Onderweg… Frankrijk in coronatijden: magie en tristesse

Dagboekfragment… Le chemin vers Paris

tekst & foto: Marie-Rose Degheele

Zomer 2020, een uitzonderlijke zomer op vele gebieden. We varen voor de zoveelste keer naar Parijs. Voor de magie van de lichtstad. Ook om de coronablues te verteren. En omdat er in La Douce nog weinig andere vaarmogelijkheden open liggen: kapotte sluizen en kanaalbruggen worden nauwelijks gerepareerd, algengroei en onderwaterplanten belemmeren de vaart en op sommige kanalen is er geen doorkomen aan. De weg naar Parijs zal altijd bevaarbaar blijven. Le chemin vers Paris is een magische route. Ook in coronatijden.

Iedere dag een stukje varen. Begin juli, meteen na de versoepeling van de coronamaatregelen varen we op het kanaal Nieuwpoort-Duinkerke de grens over. Noord-Frankrijk ziet er warempel vrolijk uit met wilde plantengroei op de troosteloze damwanden bij de sluizen. Geen pleziervaart,  niemand om in te lopen of te kruisen.  En opvallend weinig vrachtverkeer, de schepen liggen afgemeerd te wachten op opdrachten.

__Gegevensverzameling__:
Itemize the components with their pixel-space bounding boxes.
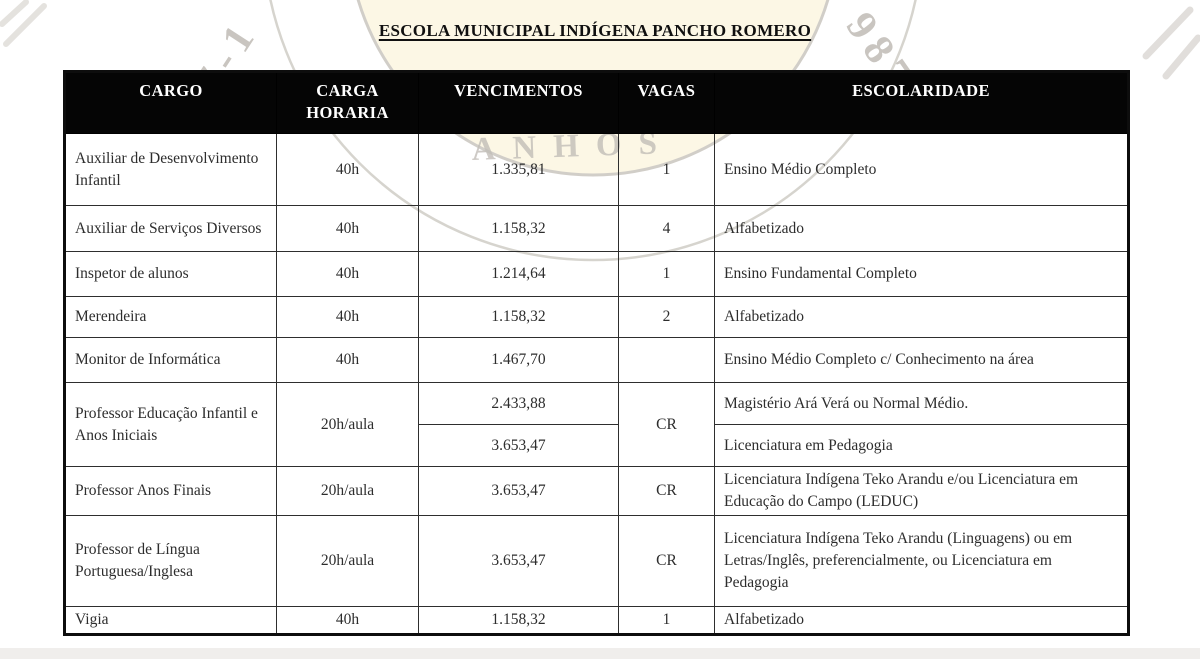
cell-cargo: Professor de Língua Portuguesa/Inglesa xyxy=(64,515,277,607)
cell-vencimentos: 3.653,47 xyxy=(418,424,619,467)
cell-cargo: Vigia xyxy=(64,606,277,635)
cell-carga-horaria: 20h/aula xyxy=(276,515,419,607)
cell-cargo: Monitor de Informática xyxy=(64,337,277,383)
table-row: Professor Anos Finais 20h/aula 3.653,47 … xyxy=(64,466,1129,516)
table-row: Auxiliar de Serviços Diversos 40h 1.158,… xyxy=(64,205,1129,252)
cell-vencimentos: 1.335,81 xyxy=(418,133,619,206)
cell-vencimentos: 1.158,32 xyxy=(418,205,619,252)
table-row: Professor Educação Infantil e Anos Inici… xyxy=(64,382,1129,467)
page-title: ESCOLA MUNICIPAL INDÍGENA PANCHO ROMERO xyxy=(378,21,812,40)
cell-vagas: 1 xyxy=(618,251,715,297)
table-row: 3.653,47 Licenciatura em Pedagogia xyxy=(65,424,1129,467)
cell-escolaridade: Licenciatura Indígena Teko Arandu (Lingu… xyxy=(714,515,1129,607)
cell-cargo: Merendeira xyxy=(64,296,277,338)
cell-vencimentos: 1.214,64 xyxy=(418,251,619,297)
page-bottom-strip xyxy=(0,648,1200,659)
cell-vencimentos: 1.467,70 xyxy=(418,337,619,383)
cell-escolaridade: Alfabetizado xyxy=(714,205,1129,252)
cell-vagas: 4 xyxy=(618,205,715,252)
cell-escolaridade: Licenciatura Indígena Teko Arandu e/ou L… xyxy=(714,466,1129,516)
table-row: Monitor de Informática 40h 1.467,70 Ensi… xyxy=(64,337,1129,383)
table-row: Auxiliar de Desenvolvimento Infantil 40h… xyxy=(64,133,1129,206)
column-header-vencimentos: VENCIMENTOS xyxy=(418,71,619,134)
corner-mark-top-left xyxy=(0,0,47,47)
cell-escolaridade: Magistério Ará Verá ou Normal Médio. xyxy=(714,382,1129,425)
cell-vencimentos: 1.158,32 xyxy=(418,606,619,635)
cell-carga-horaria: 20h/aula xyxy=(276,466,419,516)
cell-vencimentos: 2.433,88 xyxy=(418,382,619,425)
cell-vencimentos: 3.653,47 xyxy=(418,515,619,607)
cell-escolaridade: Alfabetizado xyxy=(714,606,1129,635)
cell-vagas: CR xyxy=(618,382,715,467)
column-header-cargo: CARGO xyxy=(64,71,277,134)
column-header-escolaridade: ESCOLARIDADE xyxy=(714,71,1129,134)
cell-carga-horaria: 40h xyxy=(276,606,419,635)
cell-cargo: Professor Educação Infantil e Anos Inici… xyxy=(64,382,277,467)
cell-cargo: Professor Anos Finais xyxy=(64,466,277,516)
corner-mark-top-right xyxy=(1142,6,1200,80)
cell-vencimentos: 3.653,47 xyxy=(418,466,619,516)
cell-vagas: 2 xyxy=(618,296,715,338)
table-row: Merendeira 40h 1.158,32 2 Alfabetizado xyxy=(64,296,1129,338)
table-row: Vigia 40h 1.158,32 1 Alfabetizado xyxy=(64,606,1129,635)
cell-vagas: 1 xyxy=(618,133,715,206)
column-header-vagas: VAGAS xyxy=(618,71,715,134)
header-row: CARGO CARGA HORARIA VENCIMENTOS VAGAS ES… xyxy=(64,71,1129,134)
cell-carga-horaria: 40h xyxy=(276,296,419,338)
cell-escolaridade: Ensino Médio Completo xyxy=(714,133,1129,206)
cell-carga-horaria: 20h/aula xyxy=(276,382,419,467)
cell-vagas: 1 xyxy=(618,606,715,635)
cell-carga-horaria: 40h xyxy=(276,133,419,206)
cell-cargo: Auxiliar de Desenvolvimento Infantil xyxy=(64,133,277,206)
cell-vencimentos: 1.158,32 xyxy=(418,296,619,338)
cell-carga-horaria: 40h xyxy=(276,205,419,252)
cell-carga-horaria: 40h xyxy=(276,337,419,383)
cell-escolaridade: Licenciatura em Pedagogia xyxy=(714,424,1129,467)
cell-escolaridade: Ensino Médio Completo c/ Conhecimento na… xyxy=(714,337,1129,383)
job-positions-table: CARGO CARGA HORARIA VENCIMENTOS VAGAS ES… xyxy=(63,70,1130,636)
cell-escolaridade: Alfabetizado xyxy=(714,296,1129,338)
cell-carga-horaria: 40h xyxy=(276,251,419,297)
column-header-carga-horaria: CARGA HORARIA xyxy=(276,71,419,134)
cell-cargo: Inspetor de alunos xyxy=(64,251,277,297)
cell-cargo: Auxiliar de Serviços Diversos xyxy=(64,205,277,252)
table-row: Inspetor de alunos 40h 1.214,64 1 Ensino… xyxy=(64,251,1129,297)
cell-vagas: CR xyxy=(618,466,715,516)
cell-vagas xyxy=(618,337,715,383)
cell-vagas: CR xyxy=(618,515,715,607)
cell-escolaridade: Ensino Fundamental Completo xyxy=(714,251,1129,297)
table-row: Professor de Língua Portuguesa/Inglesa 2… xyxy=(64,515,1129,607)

==

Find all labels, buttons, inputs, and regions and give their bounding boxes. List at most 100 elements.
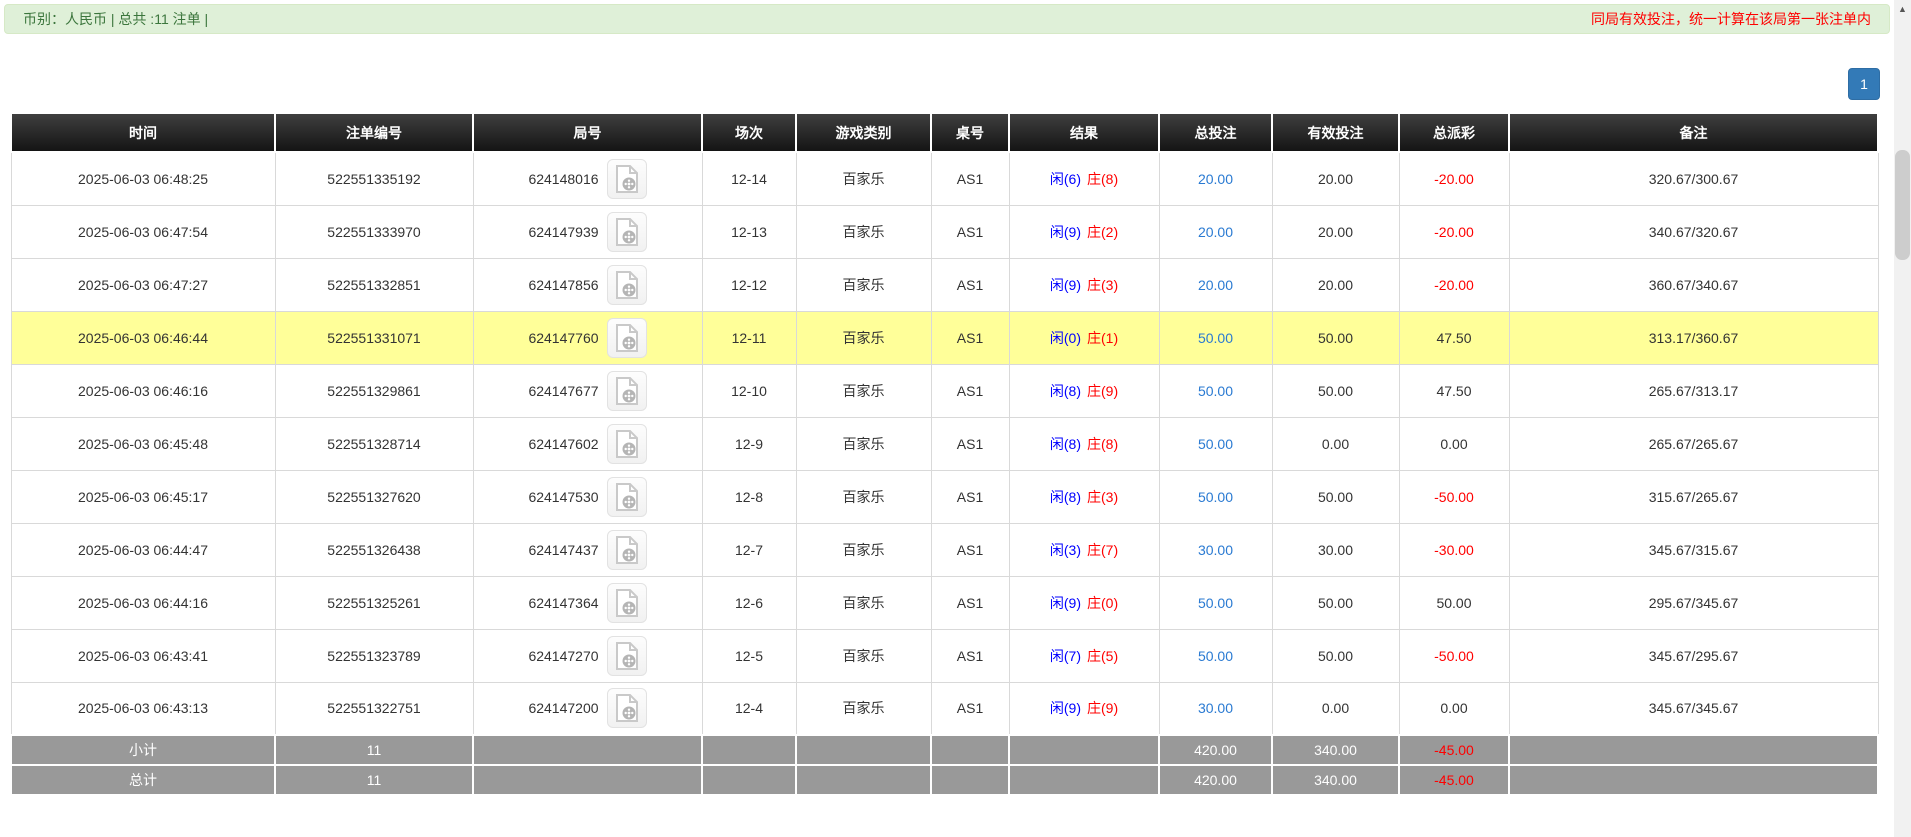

__Jouw opdracht__:
Schrijf uit het bronfragment woordelijk over wat begint bij "tekst & foto: Marie-Rose" en doorloopt tot en met "Ook in coronatijden.". Het materiaal speelt hierbij geen enkele rol.

__Antwoord__:
tekst & foto: Marie-Rose Degheele

Zomer 2020, een uitzonderlijke zomer op vele gebieden. We varen voor de zoveelste keer naar Parijs. Voor de magie van de lichtstad. Ook om de coronablues te verteren. En omdat er in La Douce nog weinig andere vaarmogelijkheden open liggen: kapotte sluizen en kanaalbruggen worden nauwelijks gerepareerd, algengroei en onderwaterplanten belemmeren de vaart en op sommige kanalen is er geen doorkomen aan. De weg naar Parijs zal altijd bevaarbaar blijven. Le chemin vers Paris is een magische route. Ook in coronatijden.